◆ **SET PROBLEM**
Word for word, restate every line of the material.

◆ **GIVEN ENTRIES**
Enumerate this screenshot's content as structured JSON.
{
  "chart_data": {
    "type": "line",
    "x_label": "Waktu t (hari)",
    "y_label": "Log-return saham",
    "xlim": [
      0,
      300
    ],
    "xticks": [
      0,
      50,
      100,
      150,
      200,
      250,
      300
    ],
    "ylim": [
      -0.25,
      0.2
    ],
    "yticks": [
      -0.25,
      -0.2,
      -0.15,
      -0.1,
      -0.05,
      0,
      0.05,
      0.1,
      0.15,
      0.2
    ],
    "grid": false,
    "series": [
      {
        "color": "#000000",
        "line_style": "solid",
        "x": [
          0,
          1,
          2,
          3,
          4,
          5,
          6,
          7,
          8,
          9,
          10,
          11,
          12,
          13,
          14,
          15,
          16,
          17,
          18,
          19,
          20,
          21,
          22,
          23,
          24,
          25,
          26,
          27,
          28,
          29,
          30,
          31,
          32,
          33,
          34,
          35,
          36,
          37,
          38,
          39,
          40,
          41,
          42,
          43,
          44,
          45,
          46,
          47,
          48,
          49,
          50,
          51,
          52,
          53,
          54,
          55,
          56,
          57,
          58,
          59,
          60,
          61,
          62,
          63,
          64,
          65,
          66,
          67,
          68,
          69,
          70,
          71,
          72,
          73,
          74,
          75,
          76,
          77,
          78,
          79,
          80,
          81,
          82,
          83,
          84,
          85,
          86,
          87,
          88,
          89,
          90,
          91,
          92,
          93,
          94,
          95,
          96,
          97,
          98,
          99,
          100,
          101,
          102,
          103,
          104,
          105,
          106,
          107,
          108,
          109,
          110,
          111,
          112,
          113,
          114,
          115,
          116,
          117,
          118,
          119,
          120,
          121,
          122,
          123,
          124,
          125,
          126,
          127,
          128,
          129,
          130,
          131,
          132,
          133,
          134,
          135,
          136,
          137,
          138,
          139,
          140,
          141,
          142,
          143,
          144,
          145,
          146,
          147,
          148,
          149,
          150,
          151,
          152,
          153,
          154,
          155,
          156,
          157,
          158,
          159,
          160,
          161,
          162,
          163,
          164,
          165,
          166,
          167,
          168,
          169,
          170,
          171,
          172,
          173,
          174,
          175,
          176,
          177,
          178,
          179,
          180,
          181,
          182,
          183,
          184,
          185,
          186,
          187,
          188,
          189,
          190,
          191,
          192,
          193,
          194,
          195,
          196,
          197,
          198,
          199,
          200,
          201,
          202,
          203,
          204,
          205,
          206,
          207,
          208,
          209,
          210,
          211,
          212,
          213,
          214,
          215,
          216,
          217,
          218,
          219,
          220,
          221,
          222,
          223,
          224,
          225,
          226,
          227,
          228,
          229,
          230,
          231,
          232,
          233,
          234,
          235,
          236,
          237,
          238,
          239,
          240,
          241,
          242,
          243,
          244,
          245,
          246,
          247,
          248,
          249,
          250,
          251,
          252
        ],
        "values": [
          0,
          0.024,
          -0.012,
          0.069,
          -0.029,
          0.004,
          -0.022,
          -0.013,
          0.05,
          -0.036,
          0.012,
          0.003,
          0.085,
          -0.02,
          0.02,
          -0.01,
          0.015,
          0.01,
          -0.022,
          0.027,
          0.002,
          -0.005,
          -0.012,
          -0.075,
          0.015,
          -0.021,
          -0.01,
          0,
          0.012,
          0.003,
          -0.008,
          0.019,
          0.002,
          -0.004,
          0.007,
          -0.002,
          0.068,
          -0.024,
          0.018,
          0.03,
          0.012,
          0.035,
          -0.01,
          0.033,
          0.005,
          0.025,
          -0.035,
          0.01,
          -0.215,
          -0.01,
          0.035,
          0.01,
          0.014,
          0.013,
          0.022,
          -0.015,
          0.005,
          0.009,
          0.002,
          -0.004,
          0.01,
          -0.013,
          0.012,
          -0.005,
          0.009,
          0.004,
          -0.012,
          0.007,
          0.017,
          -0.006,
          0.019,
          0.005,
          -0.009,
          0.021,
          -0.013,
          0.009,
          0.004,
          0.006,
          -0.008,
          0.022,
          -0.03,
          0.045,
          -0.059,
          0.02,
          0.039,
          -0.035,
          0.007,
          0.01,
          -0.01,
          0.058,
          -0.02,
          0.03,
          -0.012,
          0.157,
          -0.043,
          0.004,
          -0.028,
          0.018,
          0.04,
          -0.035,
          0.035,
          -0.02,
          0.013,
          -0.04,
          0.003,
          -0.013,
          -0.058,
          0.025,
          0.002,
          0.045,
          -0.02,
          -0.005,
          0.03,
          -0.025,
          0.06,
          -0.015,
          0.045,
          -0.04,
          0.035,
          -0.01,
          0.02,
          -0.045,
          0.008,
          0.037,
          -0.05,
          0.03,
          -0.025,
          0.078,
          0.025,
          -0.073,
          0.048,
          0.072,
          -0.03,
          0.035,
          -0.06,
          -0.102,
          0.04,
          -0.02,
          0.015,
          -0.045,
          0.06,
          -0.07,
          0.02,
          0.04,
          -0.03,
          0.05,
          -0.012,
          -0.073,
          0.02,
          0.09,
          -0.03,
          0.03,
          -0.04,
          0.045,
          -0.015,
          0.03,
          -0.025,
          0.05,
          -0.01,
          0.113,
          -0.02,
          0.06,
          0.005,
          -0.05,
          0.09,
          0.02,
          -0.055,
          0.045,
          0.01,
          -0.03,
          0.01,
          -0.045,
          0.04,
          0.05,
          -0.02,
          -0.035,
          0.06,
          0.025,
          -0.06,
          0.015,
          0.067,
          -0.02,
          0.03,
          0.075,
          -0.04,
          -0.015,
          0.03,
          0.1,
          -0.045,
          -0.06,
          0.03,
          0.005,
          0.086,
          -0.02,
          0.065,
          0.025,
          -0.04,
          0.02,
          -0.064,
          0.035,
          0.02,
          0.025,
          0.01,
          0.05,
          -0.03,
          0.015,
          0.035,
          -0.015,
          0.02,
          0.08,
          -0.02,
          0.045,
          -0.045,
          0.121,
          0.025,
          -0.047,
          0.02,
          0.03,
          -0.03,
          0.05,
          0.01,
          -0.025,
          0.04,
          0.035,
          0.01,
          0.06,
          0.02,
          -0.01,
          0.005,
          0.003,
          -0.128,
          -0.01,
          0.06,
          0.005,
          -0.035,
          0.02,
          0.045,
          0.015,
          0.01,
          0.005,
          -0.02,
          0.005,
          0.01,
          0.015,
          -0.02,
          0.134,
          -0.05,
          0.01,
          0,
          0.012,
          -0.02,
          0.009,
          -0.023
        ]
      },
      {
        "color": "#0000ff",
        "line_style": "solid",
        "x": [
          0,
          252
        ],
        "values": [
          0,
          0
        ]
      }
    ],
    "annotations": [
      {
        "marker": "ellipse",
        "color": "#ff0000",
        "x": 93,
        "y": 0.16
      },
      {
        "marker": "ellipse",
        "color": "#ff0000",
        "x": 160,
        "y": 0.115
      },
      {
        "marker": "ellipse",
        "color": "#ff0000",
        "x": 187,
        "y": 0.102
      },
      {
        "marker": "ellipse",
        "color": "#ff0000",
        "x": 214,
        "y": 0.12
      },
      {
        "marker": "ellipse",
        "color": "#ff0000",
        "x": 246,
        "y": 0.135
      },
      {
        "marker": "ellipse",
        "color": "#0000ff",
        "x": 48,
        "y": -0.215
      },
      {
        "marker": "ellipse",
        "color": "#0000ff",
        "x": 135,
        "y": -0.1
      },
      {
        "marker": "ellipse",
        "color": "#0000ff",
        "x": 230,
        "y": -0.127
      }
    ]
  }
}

◆ **FINISHED EXERCISE**
Enumerate this screenshot's content as structured JSON.
{
  "chart_data": {
    "type": "line",
    "x_label": "Waktu t (hari)",
    "y_label": "Log-return saham",
    "xlim": [
      0,
      300
    ],
    "xticks": [
      0,
      50,
      100,
      150,
      200,
      250,
      300
    ],
    "ylim": [
      -0.25,
      0.2
    ],
    "yticks": [
      -0.25,
      -0.2,
      -0.15,
      -0.1,
      -0.05,
      0,
      0.05,
      0.1,
      0.15,
      0.2
    ],
    "grid": false,
    "series": [
      {
        "color": "#000000",
        "line_style": "solid",
        "x": [
          0,
          1,
          2,
          3,
          4,
          5,
          6,
          7,
          8,
          9,
          10,
          11,
          12,
          13,
          14,
          15,
          16,
          17,
          18,
          19,
          20,
          21,
          22,
          23,
          24,
          25,
          26,
          27,
          28,
          29,
          30,
          31,
          32,
          33,
          34,
          35,
          36,
          37,
          38,
          39,
          40,
          41,
          42,
          43,
          44,
          45,
          46,
          47,
          48,
          49,
          50,
          51,
          52,
          53,
          54,
          55,
          56,
          57,
          58,
          59,
          60,
          61,
          62,
          63,
          64,
          65,
          66,
          67,
          68,
          69,
          70,
          71,
          72,
          73,
          74,
          75,
          76,
          77,
          78,
          79,
          80,
          81,
          82,
          83,
          84,
          85,
          86,
          87,
          88,
          89,
          90,
          91,
          92,
          93,
          94,
          95,
          96,
          97,
          98,
          99,
          100,
          101,
          102,
          103,
          104,
          105,
          106,
          107,
          108,
          109,
          110,
          111,
          112,
          113,
          114,
          115,
          116,
          117,
          118,
          119,
          120,
          121,
          122,
          123,
          124,
          125,
          126,
          127,
          128,
          129,
          130,
          131,
          132,
          133,
          134,
          135,
          136,
          137,
          138,
          139,
          140,
          141,
          142,
          143,
          144,
          145,
          146,
          147,
          148,
          149,
          150,
          151,
          152,
          153,
          154,
          155,
          156,
          157,
          158,
          159,
          160,
          161,
          162,
          163,
          164,
          165,
          166,
          167,
          168,
          169,
          170,
          171,
          172,
          173,
          174,
          175,
          176,
          177,
          178,
          179,
          180,
          181,
          182,
          183,
          184,
          185,
          186,
          187,
          188,
          189,
          190,
          191,
          192,
          193,
          194,
          195,
          196,
          197,
          198,
          199,
          200,
          201,
          202,
          203,
          204,
          205,
          206,
          207,
          208,
          209,
          210,
          211,
          212,
          213,
          214,
          215,
          216,
          217,
          218,
          219,
          220,
          221,
          222,
          223,
          224,
          225,
          226,
          227,
          228,
          229,
          230,
          231,
          232,
          233,
          234,
          235,
          236,
          237,
          238,
          239,
          240,
          241,
          242,
          243,
          244,
          245,
          246,
          247,
          248,
          249,
          250,
          251,
          252
        ],
        "values": [
          0,
          0.024,
          -0.012,
          0.069,
          -0.029,
          0.004,
          -0.022,
          -0.013,
          0.05,
          -0.036,
          0.012,
          0.003,
          0.085,
          -0.02,
          0.02,
          -0.01,
          0.015,
          0.01,
          -0.022,
          0.027,
          0.002,
          -0.005,
          -0.012,
          -0.075,
          0.015,
          -0.021,
          -0.01,
          0,
          0.012,
          0.003,
          -0.008,
          0.019,
          0.002,
          -0.004,
          0.007,
          -0.002,
          0.068,
          -0.024,
          0.018,
          0.03,
          0.012,
          0.035,
          -0.01,
          0.033,
          0.005,
          0.025,
          -0.035,
          0.01,
          -0.215,
          -0.01,
          0.035,
          0.01,
          0.014,
          0.013,
          0.022,
          -0.015,
          0.005,
          0.009,
          0.002,
          -0.004,
          0.01,
          -0.013,
          0.012,
          -0.005,
          0.009,
          0.004,
          -0.012,
          0.007,
          0.017,
          -0.006,
          0.019,
          0.005,
          -0.009,
          0.021,
          -0.013,
          0.009,
          0.004,
          0.006,
          -0.008,
          0.022,
          -0.03,
          0.045,
          -0.059,
          0.02,
          0.039,
          -0.035,
          0.007,
          0.01,
          -0.01,
          0.058,
          -0.02,
          0.03,
          -0.012,
          0.157,
          -0.043,
          0.004,
          -0.028,
          0.018,
          0.04,
          -0.035,
          0.035,
          -0.02,
          0.013,
          -0.04,
          0.003,
          -0.013,
          -0.058,
          0.025,
          0.002,
          0.045,
          -0.02,
          -0.005,
          0.03,
          -0.025,
          0.06,
          -0.015,
          0.045,
          -0.04,
          0.035,
          -0.01,
          0.02,
          -0.045,
          0.008,
          0.037,
          -0.05,
          0.03,
          -0.025,
          0.078,
          0.025,
          -0.073,
          0.048,
          0.072,
          -0.03,
          0.035,
          -0.06,
          -0.102,
          0.04,
          -0.02,
          0.015,
          -0.045,
          0.06,
          -0.07,
          0.02,
          0.04,
          -0.03,
          0.05,
          -0.012,
          -0.073,
          0.02,
          0.09,
          -0.03,
          0.03,
          -0.04,
          0.045,
          -0.015,
          0.03,
          -0.025,
          0.05,
          -0.01,
          0.113,
          -0.02,
          0.06,
          0.005,
          -0.05,
          0.09,
          0.02,
          -0.055,
          0.045,
          0.01,
          -0.03,
          0.01,
          -0.045,
          0.04,
          0.05,
          -0.02,
          -0.035,
          0.06,
          0.025,
          -0.06,
          0.015,
          0.067,
          -0.02,
          0.03,
          0.075,
          -0.04,
          -0.015,
          0.03,
          0.1,
          -0.045,
          -0.06,
          0.03,
          0.005,
          0.086,
          -0.02,
          0.065,
          0.025,
          -0.04,
          0.02,
          -0.064,
          0.035,
          0.02,
          0.025,
          0.01,
          0.05,
          -0.03,
          0.015,
          0.035,
          -0.015,
          0.02,
          0.08,
          -0.02,
          0.045,
          -0.045,
          0.121,
          0.025,
          -0.047,
          0.02,
          0.03,
          -0.03,
          0.05,
          0.01,
          -0.025,
          0.04,
          0.035,
          0.01,
          0.06,
          0.02,
          -0.01,
          0.005,
          0.003,
          -0.128,
          -0.01,
          0.06,
          0.005,
          -0.035,
          0.02,
          0.045,
          0.015,
          0.01,
          0.005,
          -0.02,
          0.005,
          0.01,
          0.015,
          -0.02,
          0.134,
          -0.05,
          0.01,
          0,
          0.012,
          -0.02,
          0.009,
          -0.023
        ]
      },
      {
        "color": "#0000ff",
        "line_style": "solid",
        "x": [
          0,
          252
        ],
        "values": [
          0,
          0
        ]
      }
    ],
    "annotations": [
      {
        "marker": "ellipse",
        "color": "#ff0000",
        "x": 93,
        "y": 0.16
      },
      {
        "marker": "ellipse",
        "color": "#ff0000",
        "x": 160,
        "y": 0.115
      },
      {
        "marker": "ellipse",
        "color": "#ff0000",
        "x": 187,
        "y": 0.102
      },
      {
        "marker": "ellipse",
        "color": "#ff0000",
        "x": 214,
        "y": 0.12
      },
      {
        "marker": "ellipse",
        "color": "#ff0000",
        "x": 246,
        "y": 0.135
      },
      {
        "marker": "ellipse",
        "color": "#0000ff",
        "x": 48,
        "y": -0.215
      },
      {
        "marker": "ellipse",
        "color": "#0000ff",
        "x": 135,
        "y": -0.1
      },
      {
        "marker": "ellipse",
        "color": "#0000ff",
        "x": 230,
        "y": -0.127
      }
    ]
  }
}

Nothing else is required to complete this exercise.